── Data section ──

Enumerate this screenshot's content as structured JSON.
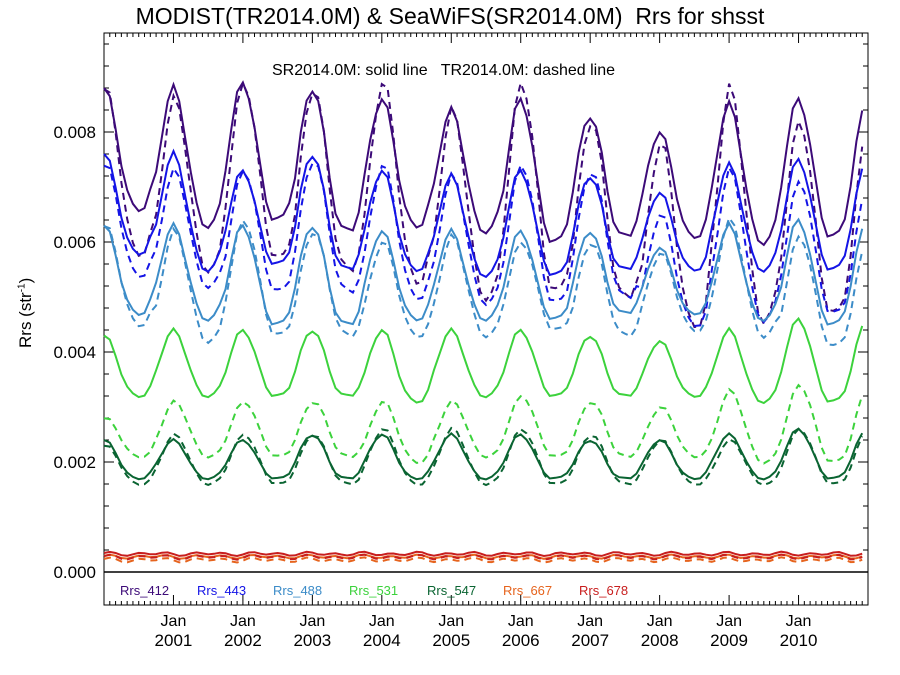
{
  "title": "MODIST(TR2014.0M) & SeaWiFS(SR2014.0M)  Rrs for shsst",
  "subtitle": "SR2014.0M: solid line   TR2014.0M: dashed line",
  "ylabel_main": "Rrs (str",
  "ylabel_sup": "-1",
  "ylabel_close": ")",
  "chart_data": {
    "type": "line",
    "title": "MODIST(TR2014.0M) & SeaWiFS(SR2014.0M)  Rrs for shsst",
    "subtitle": "SR2014.0M: solid line   TR2014.0M: dashed line",
    "xlabel": "",
    "ylabel": "Rrs (str-1)",
    "xlim": [
      "2000-01",
      "2011-01"
    ],
    "ylim": [
      -0.0006,
      0.0098
    ],
    "yticks": [
      0.0,
      0.002,
      0.004,
      0.006,
      0.008
    ],
    "ytick_labels": [
      "0.000",
      "0.002",
      "0.004",
      "0.006",
      "0.008"
    ],
    "xtick_labels": [
      {
        "date": "2001-01",
        "month": "Jan",
        "year": "2001"
      },
      {
        "date": "2002-01",
        "month": "Jan",
        "year": "2002"
      },
      {
        "date": "2003-01",
        "month": "Jan",
        "year": "2003"
      },
      {
        "date": "2004-01",
        "month": "Jan",
        "year": "2004"
      },
      {
        "date": "2005-01",
        "month": "Jan",
        "year": "2005"
      },
      {
        "date": "2006-01",
        "month": "Jan",
        "year": "2006"
      },
      {
        "date": "2007-01",
        "month": "Jan",
        "year": "2007"
      },
      {
        "date": "2008-01",
        "month": "Jan",
        "year": "2008"
      },
      {
        "date": "2009-01",
        "month": "Jan",
        "year": "2009"
      },
      {
        "date": "2010-01",
        "month": "Jan",
        "year": "2010"
      }
    ],
    "time_start": "2000-01",
    "time_step": "monthly",
    "grid": false,
    "zero_line": true,
    "legend_position": "bottom",
    "series": [
      {
        "name": "Rrs_412",
        "color": "#3c0a78",
        "solid_peaks": [
          0.0088,
          0.0088,
          0.0089,
          0.0088,
          0.0086,
          0.0084,
          0.0086,
          0.0083,
          0.008,
          0.0085,
          0.0086
        ],
        "solid_troughs": [
          0.0066,
          0.0063,
          0.0064,
          0.0062,
          0.0063,
          0.0062,
          0.006,
          0.0061,
          0.0061,
          0.006,
          0.0061
        ],
        "dashed_peaks": [
          0.0088,
          0.0086,
          0.0089,
          0.0088,
          0.0089,
          0.0084,
          0.0089,
          0.0082,
          0.0078,
          0.0088,
          0.0082
        ],
        "dashed_troughs": [
          0.0058,
          0.0055,
          0.0057,
          0.0055,
          0.0053,
          0.005,
          0.0051,
          0.005,
          0.0045,
          0.0046,
          0.0047
        ]
      },
      {
        "name": "Rrs_443",
        "color": "#1414e6",
        "solid_peaks": [
          0.0076,
          0.0076,
          0.0073,
          0.0076,
          0.0073,
          0.0072,
          0.0073,
          0.0072,
          0.0069,
          0.0074,
          0.0075
        ],
        "solid_troughs": [
          0.0058,
          0.0055,
          0.0056,
          0.0055,
          0.0055,
          0.0054,
          0.0054,
          0.0055,
          0.0055,
          0.0055,
          0.0055
        ],
        "dashed_peaks": [
          0.0074,
          0.0073,
          0.0073,
          0.0075,
          0.0074,
          0.0072,
          0.0074,
          0.0073,
          0.0065,
          0.0073,
          0.0071
        ],
        "dashed_troughs": [
          0.0054,
          0.0052,
          0.0051,
          0.0051,
          0.005,
          0.0049,
          0.0049,
          0.005,
          0.0045,
          0.0046,
          0.0047
        ]
      },
      {
        "name": "Rrs_488",
        "color": "#3c8cc8",
        "solid_peaks": [
          0.0063,
          0.0063,
          0.0063,
          0.0063,
          0.0062,
          0.0062,
          0.0062,
          0.0062,
          0.0059,
          0.0063,
          0.0064
        ],
        "solid_troughs": [
          0.0047,
          0.0046,
          0.0045,
          0.0045,
          0.0046,
          0.0046,
          0.0046,
          0.0047,
          0.0047,
          0.0046,
          0.0045
        ],
        "dashed_peaks": [
          0.0063,
          0.0062,
          0.0064,
          0.0062,
          0.006,
          0.0061,
          0.006,
          0.006,
          0.0058,
          0.0064,
          0.0061
        ],
        "dashed_troughs": [
          0.0045,
          0.0042,
          0.0043,
          0.0043,
          0.0043,
          0.0043,
          0.0044,
          0.0043,
          0.0044,
          0.0043,
          0.0041
        ]
      },
      {
        "name": "Rrs_531",
        "color": "#3cd23c",
        "solid_peaks": [
          0.0043,
          0.0044,
          0.0044,
          0.0044,
          0.0044,
          0.0044,
          0.0044,
          0.0043,
          0.0042,
          0.0044,
          0.0046
        ],
        "solid_troughs": [
          0.0032,
          0.0032,
          0.0032,
          0.0032,
          0.0031,
          0.0032,
          0.0032,
          0.0032,
          0.0032,
          0.0031,
          0.0031
        ],
        "dashed_peaks": [
          0.0028,
          0.0031,
          0.0031,
          0.0031,
          0.0031,
          0.0031,
          0.0032,
          0.0031,
          0.003,
          0.0033,
          0.0034
        ],
        "dashed_troughs": [
          0.0021,
          0.0021,
          0.0021,
          0.0021,
          0.002,
          0.0021,
          0.0021,
          0.0021,
          0.0021,
          0.002,
          0.002
        ]
      },
      {
        "name": "Rrs_547",
        "color": "#0a6432",
        "solid_peaks": [
          0.0024,
          0.0024,
          0.0024,
          0.0025,
          0.0025,
          0.0025,
          0.0025,
          0.0024,
          0.0024,
          0.0025,
          0.0026
        ],
        "solid_troughs": [
          0.0017,
          0.0017,
          0.0017,
          0.0017,
          0.0017,
          0.0017,
          0.0017,
          0.0017,
          0.0017,
          0.0017,
          0.0017
        ],
        "dashed_peaks": [
          0.0023,
          0.0025,
          0.0025,
          0.0025,
          0.0026,
          0.0026,
          0.0026,
          0.0025,
          0.0024,
          0.0024,
          0.0026
        ],
        "dashed_troughs": [
          0.0016,
          0.0016,
          0.0016,
          0.0016,
          0.0016,
          0.0016,
          0.0016,
          0.0016,
          0.0016,
          0.0016,
          0.0016
        ]
      },
      {
        "name": "Rrs_667",
        "color": "#e6641e",
        "solid_level": 0.00028,
        "dashed_level": 0.00022
      },
      {
        "name": "Rrs_678",
        "color": "#c81e1e",
        "solid_level": 0.00033,
        "dashed_level": 0.00027
      }
    ]
  }
}
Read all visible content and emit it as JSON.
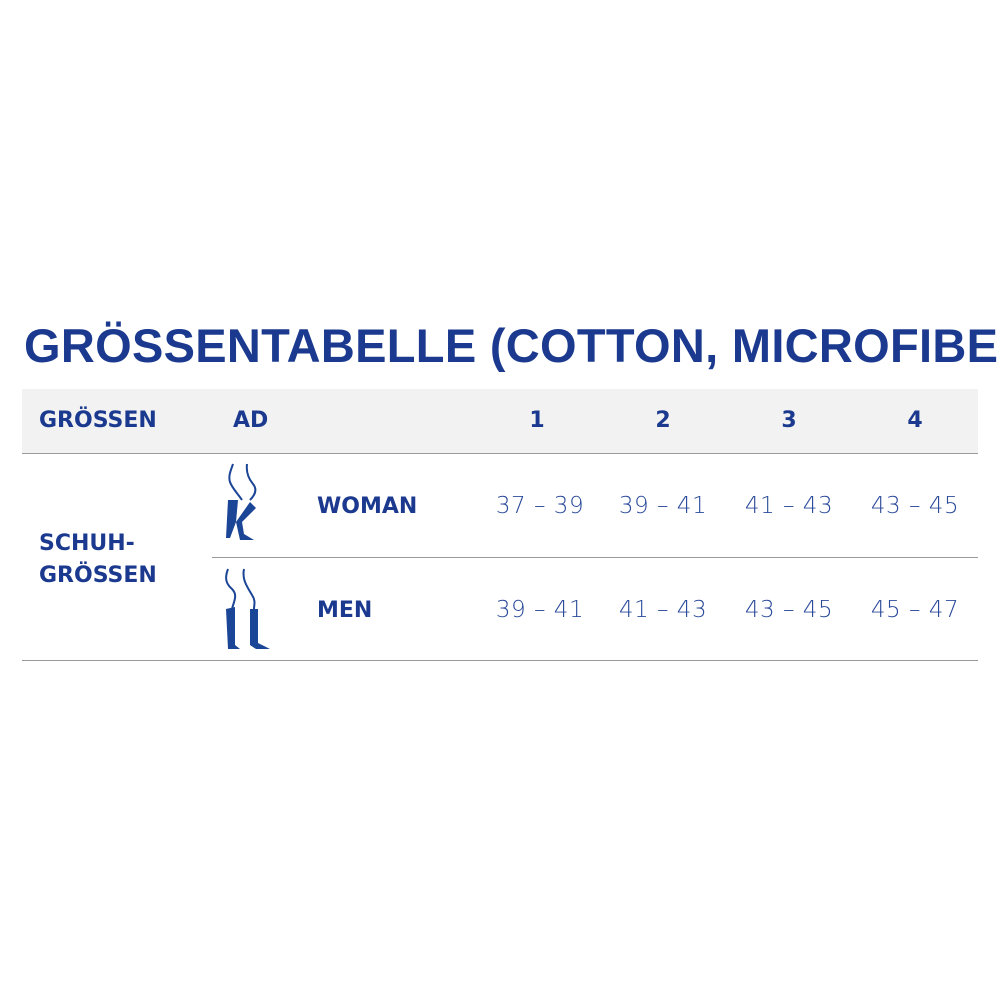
{
  "title": "GRÖSSENTABELLE (COTTON, MICROFIBER)",
  "header": {
    "col1": "GRÖSSEN",
    "col2": "AD",
    "sizes": [
      "1",
      "2",
      "3",
      "4"
    ]
  },
  "row_group_label": [
    "SCHUH-",
    "GRÖSSEN"
  ],
  "rows": [
    {
      "icon": "woman-legs-stockings-icon",
      "label": "WOMAN",
      "values": [
        "37 – 39",
        "39 – 41",
        "41 – 43",
        "43 – 45"
      ]
    },
    {
      "icon": "men-legs-stockings-icon",
      "label": "MEN",
      "values": [
        "39 – 41",
        "41 – 43",
        "43 – 45",
        "45 – 47"
      ]
    }
  ],
  "colors": {
    "brand": "#1b3a8f",
    "header_bg": "#f2f2f2",
    "divider": "#9a9a9a"
  }
}
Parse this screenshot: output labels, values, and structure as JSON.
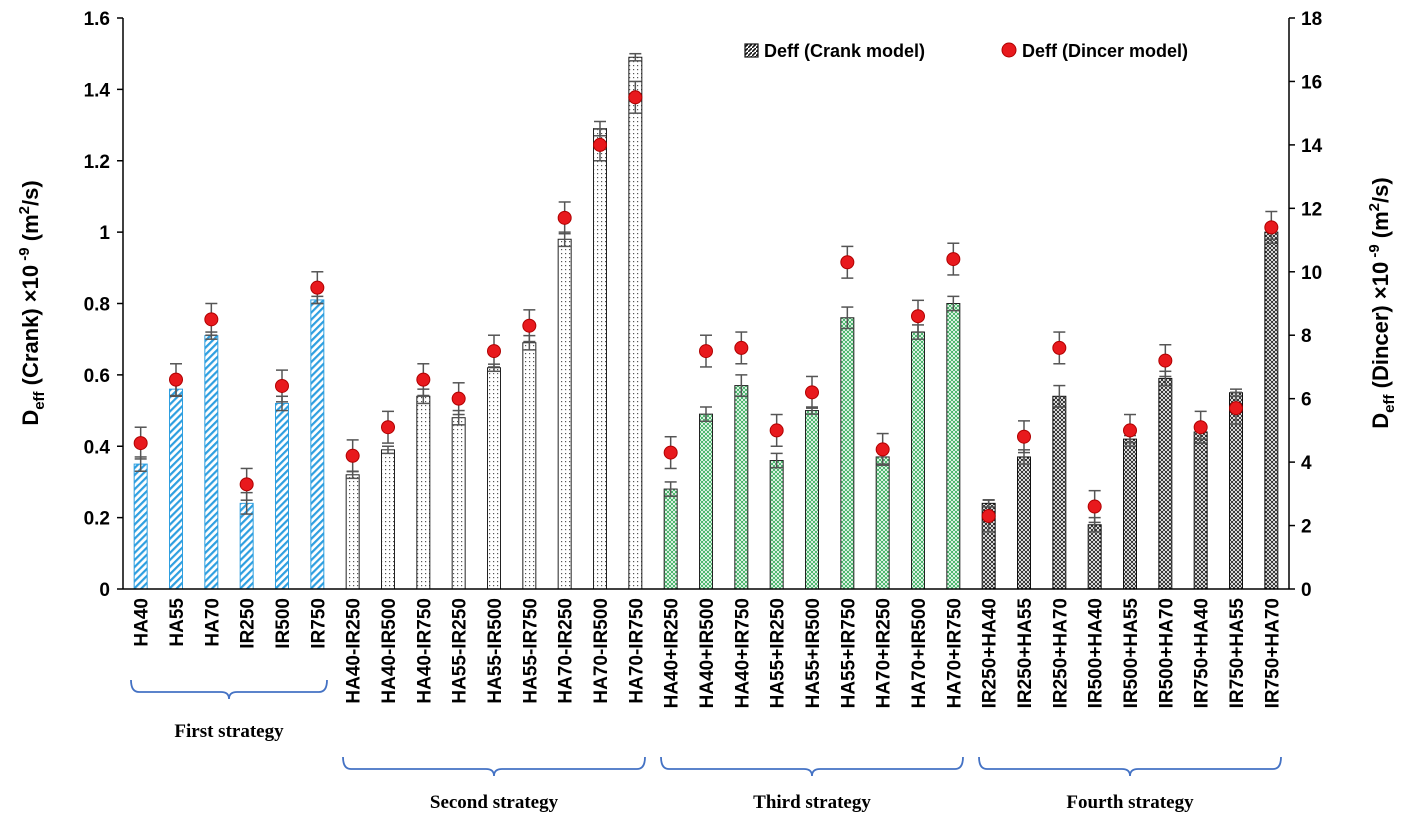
{
  "chart_data": {
    "type": "bar",
    "categories": [
      "HA40",
      "HA55",
      "HA70",
      "IR250",
      "IR500",
      "IR750",
      "HA40-IR250",
      "HA40-IR500",
      "HA40-IR750",
      "HA55-IR250",
      "HA55-IR500",
      "HA55-IR750",
      "HA70-IR250",
      "HA70-IR500",
      "HA70-IR750",
      "HA40+IR250",
      "HA40+IR500",
      "HA40+IR750",
      "HA55+IR250",
      "HA55+IR500",
      "HA55+IR750",
      "HA70+IR250",
      "HA70+IR500",
      "HA70+IR750",
      "IR250+HA40",
      "IR250+HA55",
      "IR250+HA70",
      "IR500+HA40",
      "IR500+HA55",
      "IR500+HA70",
      "IR750+HA40",
      "IR750+HA55",
      "IR750+HA70"
    ],
    "series": [
      {
        "name": "Deff (Crank model)",
        "axis": "left",
        "values": [
          0.35,
          0.56,
          0.71,
          0.24,
          0.52,
          0.81,
          0.32,
          0.39,
          0.54,
          0.48,
          0.62,
          0.69,
          0.98,
          1.29,
          1.49,
          0.28,
          0.49,
          0.57,
          0.36,
          0.5,
          0.76,
          0.37,
          0.72,
          0.8,
          0.24,
          0.37,
          0.54,
          0.18,
          0.42,
          0.59,
          0.44,
          0.55,
          1.0
        ],
        "errors": [
          0.02,
          0.02,
          0.01,
          0.03,
          0.02,
          0.01,
          0.01,
          0.01,
          0.02,
          0.02,
          0.01,
          0.02,
          0.02,
          0.02,
          0.01,
          0.02,
          0.02,
          0.03,
          0.02,
          0.01,
          0.03,
          0.02,
          0.02,
          0.02,
          0.01,
          0.02,
          0.03,
          0.02,
          0.01,
          0.02,
          0.02,
          0.01,
          0.02
        ]
      },
      {
        "name": "Deff (Dincer model)",
        "axis": "right",
        "values": [
          4.6,
          6.6,
          8.5,
          3.3,
          6.4,
          9.5,
          4.2,
          5.1,
          6.6,
          6.0,
          7.5,
          8.3,
          11.7,
          14.0,
          15.5,
          4.3,
          7.5,
          7.6,
          5.0,
          6.2,
          10.3,
          4.4,
          8.6,
          10.4,
          2.3,
          4.8,
          7.6,
          2.6,
          5.0,
          7.2,
          5.1,
          5.7,
          11.4
        ],
        "errors": [
          0.5,
          0.5,
          0.5,
          0.5,
          0.5,
          0.5,
          0.5,
          0.5,
          0.5,
          0.5,
          0.5,
          0.5,
          0.5,
          0.5,
          0.5,
          0.5,
          0.5,
          0.5,
          0.5,
          0.5,
          0.5,
          0.5,
          0.5,
          0.5,
          0.5,
          0.5,
          0.5,
          0.5,
          0.5,
          0.5,
          0.5,
          0.5,
          0.5
        ]
      }
    ],
    "groups": [
      {
        "label": "First strategy",
        "start": 0,
        "end": 5
      },
      {
        "label": "Second strategy",
        "start": 6,
        "end": 14
      },
      {
        "label": "Third strategy",
        "start": 15,
        "end": 23
      },
      {
        "label": "Fourth strategy",
        "start": 24,
        "end": 32
      }
    ],
    "y_left": {
      "label_main": "D",
      "label_sub": "eff",
      "label_rest": " (Crank) ×10",
      "label_exp": " -9",
      "label_unit": " (m",
      "label_unit_exp": "2",
      "label_unit_end": "/s)",
      "range": [
        0,
        1.6
      ],
      "ticks": [
        0,
        0.2,
        0.4,
        0.6,
        0.8,
        1,
        1.2,
        1.4,
        1.6
      ],
      "tick_labels": [
        "0",
        "0.2",
        "0.4",
        "0.6",
        "0.8",
        "1",
        "1.2",
        "1.4",
        "1.6"
      ]
    },
    "y_right": {
      "label_main": "D",
      "label_sub": "eff",
      "label_rest": " (Dincer) ×10",
      "label_exp": " -9",
      "label_unit": " (m",
      "label_unit_exp": "2",
      "label_unit_end": "/s)",
      "range": [
        0,
        18
      ],
      "ticks": [
        0,
        2,
        4,
        6,
        8,
        10,
        12,
        14,
        16,
        18
      ],
      "tick_labels": [
        "0",
        "2",
        "4",
        "6",
        "8",
        "10",
        "12",
        "14",
        "16",
        "18"
      ]
    },
    "legend": {
      "position": "top-right",
      "entries": [
        "Deff (Crank model)",
        "Deff (Dincer model)"
      ]
    },
    "grid": false
  },
  "colors": {
    "first_strategy": "#2e9fe0",
    "second_strategy": "#555555",
    "third_strategy": "#2eaa55",
    "fourth_strategy": "#111111",
    "dincer_marker": "#e8191d",
    "dincer_marker_edge": "#b00000",
    "brace": "#4472c4",
    "error_bar": "#555555"
  }
}
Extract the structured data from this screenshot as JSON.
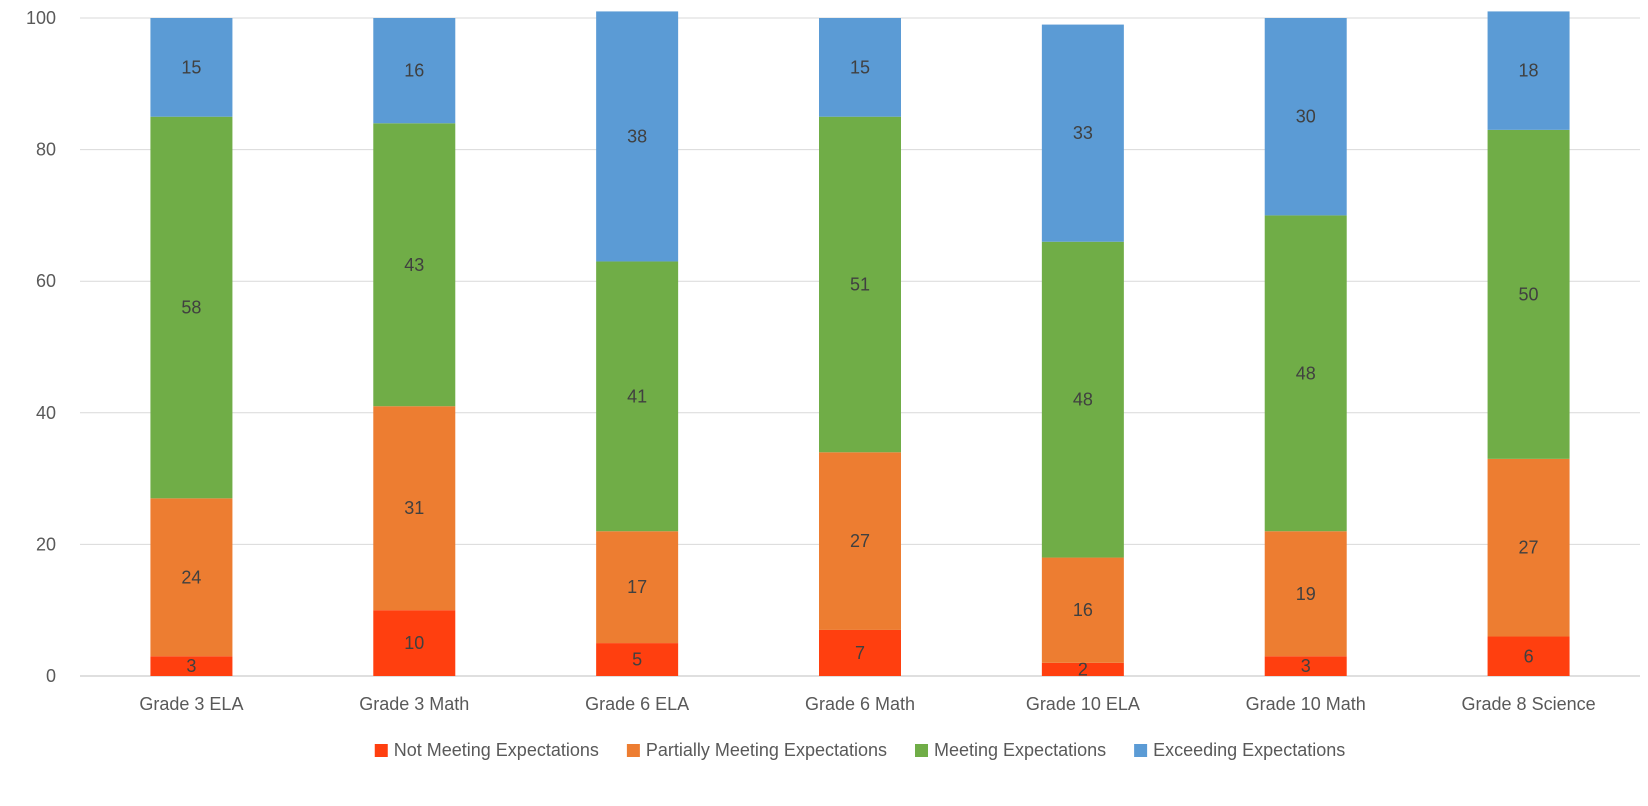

───

__Given task__: Show each line of the data that contains the string "name".

__Exercise result__:
        "name": "Rrs_412",
        "name": "Rrs_443",
        "name": "Rrs_488",
        "name": "Rrs_531",
        "name": "Rrs_547",
        "name": "Rrs_667",
        "name": "Rrs_678",
        "name": "Deff (Crank model)",
        "name": "Deff (Dincer model)",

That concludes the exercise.